§ Written problem:
Pull every line of the entries that has the word "this".
+++++
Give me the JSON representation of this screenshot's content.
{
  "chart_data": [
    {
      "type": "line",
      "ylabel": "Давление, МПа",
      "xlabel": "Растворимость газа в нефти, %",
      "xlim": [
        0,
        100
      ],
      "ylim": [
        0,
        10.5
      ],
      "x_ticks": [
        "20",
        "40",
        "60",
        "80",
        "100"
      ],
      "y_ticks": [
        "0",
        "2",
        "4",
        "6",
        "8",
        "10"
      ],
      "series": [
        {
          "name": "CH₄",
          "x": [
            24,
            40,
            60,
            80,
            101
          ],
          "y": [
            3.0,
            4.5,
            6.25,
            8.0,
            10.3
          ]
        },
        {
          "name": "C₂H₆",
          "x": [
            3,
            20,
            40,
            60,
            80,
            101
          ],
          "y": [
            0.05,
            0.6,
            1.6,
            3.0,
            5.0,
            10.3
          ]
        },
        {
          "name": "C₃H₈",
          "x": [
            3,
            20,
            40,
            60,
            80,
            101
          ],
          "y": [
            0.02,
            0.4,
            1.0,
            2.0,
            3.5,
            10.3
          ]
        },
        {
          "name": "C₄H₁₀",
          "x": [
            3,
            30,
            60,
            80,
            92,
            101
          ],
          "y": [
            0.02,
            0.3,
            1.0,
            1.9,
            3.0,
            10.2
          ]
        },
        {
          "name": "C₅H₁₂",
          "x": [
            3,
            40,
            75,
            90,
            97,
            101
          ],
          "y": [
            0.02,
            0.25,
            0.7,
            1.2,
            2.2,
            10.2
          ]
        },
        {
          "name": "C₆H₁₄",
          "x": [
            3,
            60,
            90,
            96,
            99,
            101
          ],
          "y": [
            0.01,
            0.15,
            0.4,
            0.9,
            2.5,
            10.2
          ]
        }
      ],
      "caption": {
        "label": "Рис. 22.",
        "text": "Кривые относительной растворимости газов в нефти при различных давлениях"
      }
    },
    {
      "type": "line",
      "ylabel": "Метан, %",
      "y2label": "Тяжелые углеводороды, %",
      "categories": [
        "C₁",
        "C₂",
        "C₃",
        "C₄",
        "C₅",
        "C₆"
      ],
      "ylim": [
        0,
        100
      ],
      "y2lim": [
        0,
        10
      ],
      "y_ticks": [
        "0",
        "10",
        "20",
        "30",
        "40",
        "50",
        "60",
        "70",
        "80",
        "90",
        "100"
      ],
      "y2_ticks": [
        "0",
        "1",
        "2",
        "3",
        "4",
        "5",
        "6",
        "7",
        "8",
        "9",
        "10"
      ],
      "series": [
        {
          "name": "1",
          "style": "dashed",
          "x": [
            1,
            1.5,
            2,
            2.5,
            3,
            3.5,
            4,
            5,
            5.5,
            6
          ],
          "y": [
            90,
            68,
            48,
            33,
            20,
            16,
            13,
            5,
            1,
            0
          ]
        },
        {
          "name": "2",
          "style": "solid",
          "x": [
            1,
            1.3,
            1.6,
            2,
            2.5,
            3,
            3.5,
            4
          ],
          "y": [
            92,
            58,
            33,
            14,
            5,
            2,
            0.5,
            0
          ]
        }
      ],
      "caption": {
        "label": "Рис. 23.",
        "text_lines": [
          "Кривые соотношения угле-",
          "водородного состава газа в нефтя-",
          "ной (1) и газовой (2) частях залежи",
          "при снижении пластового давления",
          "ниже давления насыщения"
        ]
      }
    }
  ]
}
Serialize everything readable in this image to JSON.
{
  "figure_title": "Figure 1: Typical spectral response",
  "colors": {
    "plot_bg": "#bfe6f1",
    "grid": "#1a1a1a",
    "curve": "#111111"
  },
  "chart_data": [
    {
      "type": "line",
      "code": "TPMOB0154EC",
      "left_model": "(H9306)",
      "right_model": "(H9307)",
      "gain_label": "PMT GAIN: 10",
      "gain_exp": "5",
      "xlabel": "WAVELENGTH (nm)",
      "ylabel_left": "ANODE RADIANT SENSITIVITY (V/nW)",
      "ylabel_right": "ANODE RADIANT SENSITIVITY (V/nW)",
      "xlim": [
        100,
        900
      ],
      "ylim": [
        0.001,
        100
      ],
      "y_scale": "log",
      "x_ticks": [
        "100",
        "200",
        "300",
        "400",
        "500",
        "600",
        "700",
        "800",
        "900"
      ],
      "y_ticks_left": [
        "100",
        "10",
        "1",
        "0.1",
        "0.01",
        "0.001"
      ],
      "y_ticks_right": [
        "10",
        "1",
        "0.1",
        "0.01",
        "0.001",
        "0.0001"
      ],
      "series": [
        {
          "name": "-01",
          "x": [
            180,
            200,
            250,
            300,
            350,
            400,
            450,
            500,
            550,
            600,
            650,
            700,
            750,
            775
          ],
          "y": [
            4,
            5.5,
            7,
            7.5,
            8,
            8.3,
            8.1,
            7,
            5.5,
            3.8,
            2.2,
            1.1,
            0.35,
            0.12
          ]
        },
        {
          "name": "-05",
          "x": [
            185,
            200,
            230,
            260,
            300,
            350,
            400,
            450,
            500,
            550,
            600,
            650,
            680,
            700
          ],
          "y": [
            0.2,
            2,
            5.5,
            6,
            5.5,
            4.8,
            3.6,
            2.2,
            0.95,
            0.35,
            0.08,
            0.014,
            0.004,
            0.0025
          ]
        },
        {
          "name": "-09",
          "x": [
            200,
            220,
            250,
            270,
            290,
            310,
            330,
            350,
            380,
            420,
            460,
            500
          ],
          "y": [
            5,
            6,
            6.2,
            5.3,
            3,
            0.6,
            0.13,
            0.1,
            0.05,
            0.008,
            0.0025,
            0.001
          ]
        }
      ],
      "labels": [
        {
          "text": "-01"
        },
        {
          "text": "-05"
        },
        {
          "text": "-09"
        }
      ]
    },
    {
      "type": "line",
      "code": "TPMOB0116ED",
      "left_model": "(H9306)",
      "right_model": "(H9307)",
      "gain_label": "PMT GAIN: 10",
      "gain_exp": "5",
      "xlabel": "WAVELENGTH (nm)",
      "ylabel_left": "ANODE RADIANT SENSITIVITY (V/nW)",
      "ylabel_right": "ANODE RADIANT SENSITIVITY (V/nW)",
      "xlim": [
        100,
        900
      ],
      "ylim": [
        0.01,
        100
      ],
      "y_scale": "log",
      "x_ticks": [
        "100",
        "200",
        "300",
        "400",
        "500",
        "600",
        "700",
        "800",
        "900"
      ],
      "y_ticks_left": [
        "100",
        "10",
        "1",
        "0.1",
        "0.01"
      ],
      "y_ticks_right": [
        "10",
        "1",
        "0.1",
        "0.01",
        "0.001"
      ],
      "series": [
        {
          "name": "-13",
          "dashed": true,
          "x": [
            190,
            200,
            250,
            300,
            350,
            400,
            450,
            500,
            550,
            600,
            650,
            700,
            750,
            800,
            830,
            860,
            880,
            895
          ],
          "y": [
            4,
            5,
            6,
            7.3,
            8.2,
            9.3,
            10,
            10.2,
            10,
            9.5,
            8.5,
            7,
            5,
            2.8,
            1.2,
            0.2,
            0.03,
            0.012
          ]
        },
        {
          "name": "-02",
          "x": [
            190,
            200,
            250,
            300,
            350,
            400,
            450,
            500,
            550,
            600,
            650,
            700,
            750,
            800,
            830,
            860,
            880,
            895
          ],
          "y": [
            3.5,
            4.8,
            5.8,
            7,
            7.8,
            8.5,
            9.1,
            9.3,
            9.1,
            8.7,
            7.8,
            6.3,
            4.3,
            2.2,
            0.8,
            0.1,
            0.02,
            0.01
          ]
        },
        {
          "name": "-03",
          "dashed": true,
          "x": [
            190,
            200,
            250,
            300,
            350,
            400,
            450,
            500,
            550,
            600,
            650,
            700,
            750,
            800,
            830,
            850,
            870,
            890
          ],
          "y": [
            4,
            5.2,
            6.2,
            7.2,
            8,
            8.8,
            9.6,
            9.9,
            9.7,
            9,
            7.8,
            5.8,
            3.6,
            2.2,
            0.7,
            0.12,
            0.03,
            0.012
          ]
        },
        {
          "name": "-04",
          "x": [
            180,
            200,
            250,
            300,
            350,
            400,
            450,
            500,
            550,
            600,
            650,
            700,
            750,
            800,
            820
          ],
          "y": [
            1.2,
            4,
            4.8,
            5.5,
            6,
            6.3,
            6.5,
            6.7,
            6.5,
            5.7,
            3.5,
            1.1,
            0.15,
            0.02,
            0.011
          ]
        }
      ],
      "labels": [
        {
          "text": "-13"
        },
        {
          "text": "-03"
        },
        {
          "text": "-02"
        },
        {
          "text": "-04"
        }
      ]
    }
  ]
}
+++++
§ Written answer:
Give me the JSON representation of this screenshot's content.
Serialize everything readable in this image to JSON.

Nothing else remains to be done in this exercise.